----- RECORDS SHOWN

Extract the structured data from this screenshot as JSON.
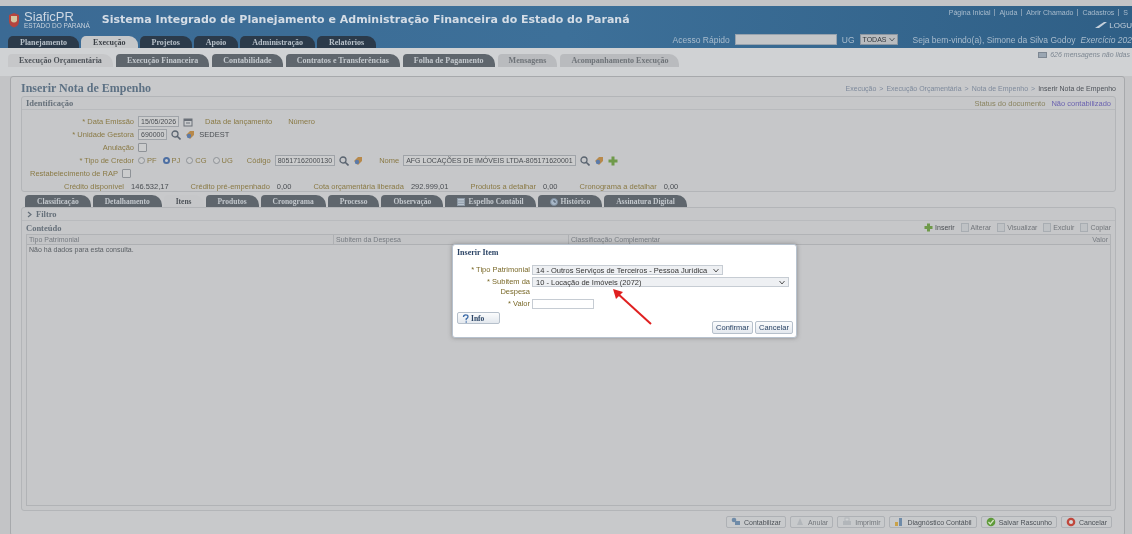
{
  "header": {
    "logo_title": "SiaficPR",
    "logo_subtitle": "ESTADO DO PARANÁ",
    "title": "Sistema Integrado de Planejamento e Administração Financeira do Estado do Paraná",
    "links": [
      "Página Inicial",
      "Ajuda",
      "Abrir Chamado",
      "Cadastros",
      "S"
    ],
    "brand": "LOGU",
    "quick_access": {
      "label": "Acesso Rápido"
    },
    "ug": {
      "label": "UG",
      "value": "TODAS"
    },
    "welcome": "Seja bem-vindo(a), Simone da Silva Godoy",
    "exercise": "Exercício 202",
    "messages": "626 mensagens não lidas"
  },
  "main_tabs": [
    {
      "label": "Planejamento",
      "selected": false
    },
    {
      "label": "Execução",
      "selected": true
    },
    {
      "label": "Projetos",
      "selected": false
    },
    {
      "label": "Apoio",
      "selected": false
    },
    {
      "label": "Administração",
      "selected": false
    },
    {
      "label": "Relatórios",
      "selected": false
    }
  ],
  "sub_tabs": [
    {
      "label": "Execução Orçamentária",
      "selected": true,
      "disabled": false
    },
    {
      "label": "Execução Financeira",
      "selected": false,
      "disabled": false
    },
    {
      "label": "Contabilidade",
      "selected": false,
      "disabled": false
    },
    {
      "label": "Contratos e Transferências",
      "selected": false,
      "disabled": false
    },
    {
      "label": "Folha de Pagamento",
      "selected": false,
      "disabled": false
    },
    {
      "label": "Mensagens",
      "selected": false,
      "disabled": true
    },
    {
      "label": "Acompanhamento Execução",
      "selected": false,
      "disabled": true
    }
  ],
  "page": {
    "title": "Inserir Nota de Empenho",
    "breadcrumb": {
      "separator": ">",
      "items": [
        "Execução",
        "Execução Orçamentária",
        "Nota de Empenho",
        "Inserir Nota de Empenho"
      ]
    }
  },
  "identification": {
    "title": "Identificação",
    "status_label": "Status do documento",
    "status_value": "Não contabilizado",
    "data_emissao": {
      "label": "* Data Emissão",
      "value": "15/05/2026"
    },
    "data_lancamento_label": "Data de lançamento",
    "numero_label": "Número",
    "unidade_gestora": {
      "label": "* Unidade Gestora",
      "value": "690000",
      "name": "SEDEST"
    },
    "anulacao": {
      "label": "Anulação",
      "checked": false
    },
    "tipo_credor": {
      "label": "* Tipo de Credor",
      "options": [
        {
          "label": "PF",
          "selected": false
        },
        {
          "label": "PJ",
          "selected": true
        },
        {
          "label": "CG",
          "selected": false
        },
        {
          "label": "UG",
          "selected": false
        }
      ]
    },
    "codigo": {
      "label": "Código",
      "value": "80517162000130"
    },
    "nome": {
      "label": "Nome",
      "value": "AFG LOCAÇÕES DE IMÓVEIS LTDA-805171620001"
    },
    "restabelecimento": {
      "label": "Restabelecimento de RAP",
      "checked": false
    },
    "summary": [
      {
        "label": "Crédito disponível",
        "value": "146.532,17"
      },
      {
        "label": "Crédito pré-empenhado",
        "value": "0,00"
      },
      {
        "label": "Cota orçamentária liberada",
        "value": "292.999,01"
      },
      {
        "label": "Produtos a detalhar",
        "value": "0,00"
      },
      {
        "label": "Cronograma a detalhar",
        "value": "0,00"
      }
    ]
  },
  "doc_tabs": [
    {
      "label": "Classificação",
      "selected": false,
      "kind": "plain"
    },
    {
      "label": "Detalhamento",
      "selected": false,
      "kind": "plain"
    },
    {
      "label": "Itens",
      "selected": true,
      "kind": "plain"
    },
    {
      "label": "Produtos",
      "selected": false,
      "kind": "plain"
    },
    {
      "label": "Cronograma",
      "selected": false,
      "kind": "plain"
    },
    {
      "label": "Processo",
      "selected": false,
      "kind": "plain"
    },
    {
      "label": "Observação",
      "selected": false,
      "kind": "plain"
    },
    {
      "label": "Espelho Contábil",
      "selected": false,
      "kind": "sheet"
    },
    {
      "label": "Histórico",
      "selected": false,
      "kind": "history"
    },
    {
      "label": "Assinatura Digital",
      "selected": false,
      "kind": "plain"
    }
  ],
  "filter": {
    "label": "Filtro",
    "expanded": false
  },
  "content": {
    "title": "Conteúdo",
    "toolbar": [
      {
        "label": "Inserir",
        "disabled": false
      },
      {
        "label": "Alterar",
        "disabled": true
      },
      {
        "label": "Visualizar",
        "disabled": true
      },
      {
        "label": "Excluir",
        "disabled": true
      },
      {
        "label": "Copiar",
        "disabled": true
      }
    ],
    "columns": [
      "Tipo Patrimonial",
      "Subitem da Despesa",
      "Classificação Complementar",
      "Valor"
    ],
    "empty_message": "Não há dados para esta consulta."
  },
  "actions": [
    {
      "label": "Contabilizar",
      "disabled": false
    },
    {
      "label": "Anular",
      "disabled": true
    },
    {
      "label": "Imprimir",
      "disabled": true
    },
    {
      "label": "Diagnóstico Contábil",
      "disabled": false
    },
    {
      "label": "Salvar Rascunho",
      "disabled": false
    },
    {
      "label": "Cancelar",
      "disabled": false
    }
  ],
  "dialog": {
    "title": "Inserir Item",
    "tipo_patrimonial": {
      "label": "* Tipo Patrimonial",
      "value": "14 - Outros Serviços de Terceiros - Pessoa Jurídica"
    },
    "subitem": {
      "label": "* Subitem da Despesa",
      "value": "10 - Locação de Imóveis (2072)"
    },
    "valor": {
      "label": "* Valor"
    },
    "info_button": "Info",
    "confirm_button": "Confirmar",
    "cancel_button": "Cancelar"
  }
}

----------

Give back every line exactly as it stands, pictures excluded.

Extract the structured data from this screenshot as JSON.
{
  "header": {
    "logo_title": "SiaficPR",
    "logo_subtitle": "ESTADO DO PARANÁ",
    "title": "Sistema Integrado de Planejamento e Administração Financeira do Estado do Paraná",
    "links": [
      "Página Inicial",
      "Ajuda",
      "Abrir Chamado",
      "Cadastros",
      "S"
    ],
    "brand": "LOGU",
    "quick_access": {
      "label": "Acesso Rápido"
    },
    "ug": {
      "label": "UG",
      "value": "TODAS"
    },
    "welcome": "Seja bem-vindo(a), Simone da Silva Godoy",
    "exercise": "Exercício 202",
    "messages": "626 mensagens não lidas"
  },
  "main_tabs": [
    {
      "label": "Planejamento",
      "selected": false
    },
    {
      "label": "Execução",
      "selected": true
    },
    {
      "label": "Projetos",
      "selected": false
    },
    {
      "label": "Apoio",
      "selected": false
    },
    {
      "label": "Administração",
      "selected": false
    },
    {
      "label": "Relatórios",
      "selected": false
    }
  ],
  "sub_tabs": [
    {
      "label": "Execução Orçamentária",
      "selected": true,
      "disabled": false
    },
    {
      "label": "Execução Financeira",
      "selected": false,
      "disabled": false
    },
    {
      "label": "Contabilidade",
      "selected": false,
      "disabled": false
    },
    {
      "label": "Contratos e Transferências",
      "selected": false,
      "disabled": false
    },
    {
      "label": "Folha de Pagamento",
      "selected": false,
      "disabled": false
    },
    {
      "label": "Mensagens",
      "selected": false,
      "disabled": true
    },
    {
      "label": "Acompanhamento Execução",
      "selected": false,
      "disabled": true
    }
  ],
  "page": {
    "title": "Inserir Nota de Empenho",
    "breadcrumb": {
      "separator": ">",
      "items": [
        "Execução",
        "Execução Orçamentária",
        "Nota de Empenho",
        "Inserir Nota de Empenho"
      ]
    }
  },
  "identification": {
    "title": "Identificação",
    "status_label": "Status do documento",
    "status_value": "Não contabilizado",
    "data_emissao": {
      "label": "* Data Emissão",
      "value": "15/05/2026"
    },
    "data_lancamento_label": "Data de lançamento",
    "numero_label": "Número",
    "unidade_gestora": {
      "label": "* Unidade Gestora",
      "value": "690000",
      "name": "SEDEST"
    },
    "anulacao": {
      "label": "Anulação",
      "checked": false
    },
    "tipo_credor": {
      "label": "* Tipo de Credor",
      "options": [
        {
          "label": "PF",
          "selected": false
        },
        {
          "label": "PJ",
          "selected": true
        },
        {
          "label": "CG",
          "selected": false
        },
        {
          "label": "UG",
          "selected": false
        }
      ]
    },
    "codigo": {
      "label": "Código",
      "value": "80517162000130"
    },
    "nome": {
      "label": "Nome",
      "value": "AFG LOCAÇÕES DE IMÓVEIS LTDA-805171620001"
    },
    "restabelecimento": {
      "label": "Restabelecimento de RAP",
      "checked": false
    },
    "summary": [
      {
        "label": "Crédito disponível",
        "value": "146.532,17"
      },
      {
        "label": "Crédito pré-empenhado",
        "value": "0,00"
      },
      {
        "label": "Cota orçamentária liberada",
        "value": "292.999,01"
      },
      {
        "label": "Produtos a detalhar",
        "value": "0,00"
      },
      {
        "label": "Cronograma a detalhar",
        "value": "0,00"
      }
    ]
  },
  "doc_tabs": [
    {
      "label": "Classificação",
      "selected": false,
      "kind": "plain"
    },
    {
      "label": "Detalhamento",
      "selected": false,
      "kind": "plain"
    },
    {
      "label": "Itens",
      "selected": true,
      "kind": "plain"
    },
    {
      "label": "Produtos",
      "selected": false,
      "kind": "plain"
    },
    {
      "label": "Cronograma",
      "selected": false,
      "kind": "plain"
    },
    {
      "label": "Processo",
      "selected": false,
      "kind": "plain"
    },
    {
      "label": "Observação",
      "selected": false,
      "kind": "plain"
    },
    {
      "label": "Espelho Contábil",
      "selected": false,
      "kind": "sheet"
    },
    {
      "label": "Histórico",
      "selected": false,
      "kind": "history"
    },
    {
      "label": "Assinatura Digital",
      "selected": false,
      "kind": "plain"
    }
  ],
  "filter": {
    "label": "Filtro",
    "expanded": false
  },
  "content": {
    "title": "Conteúdo",
    "toolbar": [
      {
        "label": "Inserir",
        "disabled": false
      },
      {
        "label": "Alterar",
        "disabled": true
      },
      {
        "label": "Visualizar",
        "disabled": true
      },
      {
        "label": "Excluir",
        "disabled": true
      },
      {
        "label": "Copiar",
        "disabled": true
      }
    ],
    "columns": [
      "Tipo Patrimonial",
      "Subitem da Despesa",
      "Classificação Complementar",
      "Valor"
    ],
    "empty_message": "Não há dados para esta consulta."
  },
  "actions": [
    {
      "label": "Contabilizar",
      "disabled": false
    },
    {
      "label": "Anular",
      "disabled": true
    },
    {
      "label": "Imprimir",
      "disabled": true
    },
    {
      "label": "Diagnóstico Contábil",
      "disabled": false
    },
    {
      "label": "Salvar Rascunho",
      "disabled": false
    },
    {
      "label": "Cancelar",
      "disabled": false
    }
  ],
  "dialog": {
    "title": "Inserir Item",
    "tipo_patrimonial": {
      "label": "* Tipo Patrimonial",
      "value": "14 - Outros Serviços de Terceiros - Pessoa Jurídica"
    },
    "subitem": {
      "label": "* Subitem da Despesa",
      "value": "10 - Locação de Imóveis (2072)"
    },
    "valor": {
      "label": "* Valor"
    },
    "info_button": "Info",
    "confirm_button": "Confirmar",
    "cancel_button": "Cancelar"
  }
}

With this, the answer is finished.